(Stored entries)
»»

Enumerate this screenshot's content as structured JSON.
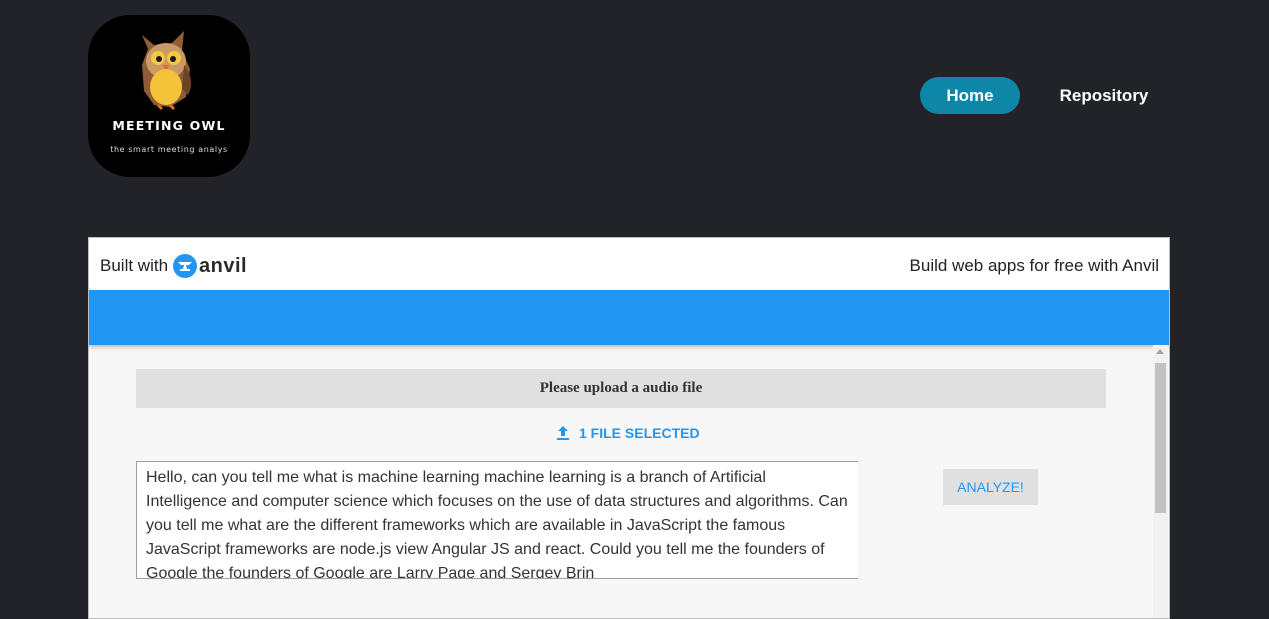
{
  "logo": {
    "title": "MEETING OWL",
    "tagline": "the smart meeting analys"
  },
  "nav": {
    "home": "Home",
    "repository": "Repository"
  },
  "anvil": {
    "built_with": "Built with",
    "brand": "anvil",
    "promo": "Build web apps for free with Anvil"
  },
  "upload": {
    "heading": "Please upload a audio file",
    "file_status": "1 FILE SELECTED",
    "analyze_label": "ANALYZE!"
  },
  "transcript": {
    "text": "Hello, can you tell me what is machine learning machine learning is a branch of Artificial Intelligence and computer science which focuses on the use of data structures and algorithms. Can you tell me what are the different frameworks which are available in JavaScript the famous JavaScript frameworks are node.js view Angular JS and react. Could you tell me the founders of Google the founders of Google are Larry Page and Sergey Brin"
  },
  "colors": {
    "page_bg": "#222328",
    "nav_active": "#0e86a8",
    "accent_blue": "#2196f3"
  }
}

««

* **SHORT PROBLEM**: Looking at the records above, tally the lines holding "upload" and reply with that number only.

* **WRITTEN SOLUTION**: 2